** begin Material provided **

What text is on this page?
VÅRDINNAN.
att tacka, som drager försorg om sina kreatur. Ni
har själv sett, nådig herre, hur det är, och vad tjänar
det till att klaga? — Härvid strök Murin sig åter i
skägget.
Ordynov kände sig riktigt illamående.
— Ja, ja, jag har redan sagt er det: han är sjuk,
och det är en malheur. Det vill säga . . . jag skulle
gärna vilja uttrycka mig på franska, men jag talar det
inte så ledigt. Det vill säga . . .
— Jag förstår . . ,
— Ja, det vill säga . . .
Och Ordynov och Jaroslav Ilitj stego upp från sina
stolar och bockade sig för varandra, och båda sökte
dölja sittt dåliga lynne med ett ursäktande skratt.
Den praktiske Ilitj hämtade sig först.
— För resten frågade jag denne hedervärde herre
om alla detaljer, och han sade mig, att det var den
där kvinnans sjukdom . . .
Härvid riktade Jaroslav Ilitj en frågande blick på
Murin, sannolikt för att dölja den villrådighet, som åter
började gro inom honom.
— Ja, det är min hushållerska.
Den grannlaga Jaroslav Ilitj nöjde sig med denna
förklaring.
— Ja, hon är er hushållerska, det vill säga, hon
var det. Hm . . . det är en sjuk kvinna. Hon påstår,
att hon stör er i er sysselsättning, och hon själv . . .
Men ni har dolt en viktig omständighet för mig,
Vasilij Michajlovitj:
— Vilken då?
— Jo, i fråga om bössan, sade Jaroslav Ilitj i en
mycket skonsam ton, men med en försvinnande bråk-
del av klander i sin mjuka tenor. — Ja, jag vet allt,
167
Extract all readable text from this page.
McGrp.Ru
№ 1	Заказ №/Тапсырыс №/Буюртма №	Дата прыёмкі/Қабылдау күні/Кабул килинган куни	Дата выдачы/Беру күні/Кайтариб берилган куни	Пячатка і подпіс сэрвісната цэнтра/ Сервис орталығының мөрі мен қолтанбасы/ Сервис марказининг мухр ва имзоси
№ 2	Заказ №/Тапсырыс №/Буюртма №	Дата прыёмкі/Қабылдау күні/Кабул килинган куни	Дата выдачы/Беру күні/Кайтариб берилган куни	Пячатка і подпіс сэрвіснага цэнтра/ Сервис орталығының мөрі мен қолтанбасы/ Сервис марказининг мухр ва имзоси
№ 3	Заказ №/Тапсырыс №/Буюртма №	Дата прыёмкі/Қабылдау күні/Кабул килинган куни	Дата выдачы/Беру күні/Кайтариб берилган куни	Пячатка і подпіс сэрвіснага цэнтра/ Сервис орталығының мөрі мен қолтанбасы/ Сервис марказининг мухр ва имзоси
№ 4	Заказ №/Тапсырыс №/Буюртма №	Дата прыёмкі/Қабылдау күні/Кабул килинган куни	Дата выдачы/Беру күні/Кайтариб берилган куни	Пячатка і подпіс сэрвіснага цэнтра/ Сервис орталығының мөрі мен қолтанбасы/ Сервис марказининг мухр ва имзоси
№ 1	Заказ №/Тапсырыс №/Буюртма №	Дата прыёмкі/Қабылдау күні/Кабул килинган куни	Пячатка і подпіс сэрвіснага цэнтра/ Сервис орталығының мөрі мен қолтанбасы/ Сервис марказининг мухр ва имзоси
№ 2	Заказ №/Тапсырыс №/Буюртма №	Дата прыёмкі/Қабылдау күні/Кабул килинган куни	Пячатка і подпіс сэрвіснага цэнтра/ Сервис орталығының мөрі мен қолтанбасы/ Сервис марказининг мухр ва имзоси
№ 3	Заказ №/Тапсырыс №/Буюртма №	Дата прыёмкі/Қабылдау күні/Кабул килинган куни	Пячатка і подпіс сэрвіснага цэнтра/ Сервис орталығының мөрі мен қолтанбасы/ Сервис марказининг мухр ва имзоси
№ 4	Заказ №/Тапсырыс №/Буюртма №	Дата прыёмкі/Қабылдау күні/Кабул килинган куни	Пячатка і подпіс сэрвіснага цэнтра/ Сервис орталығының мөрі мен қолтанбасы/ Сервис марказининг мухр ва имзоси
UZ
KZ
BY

** end Material provided **

*Given request*.
Look through the data above. Find each line with the string "Jaroslav" and copy it.

*Finished answer*.
Och Ordynov och Jaroslav Ilitj stego upp från sina
Härvid riktade Jaroslav Ilitj en frågande blick på
Den grannlaga Jaroslav Ilitj nöjde sig med denna
— Jo, i fråga om bössan, sade Jaroslav Ilitj i en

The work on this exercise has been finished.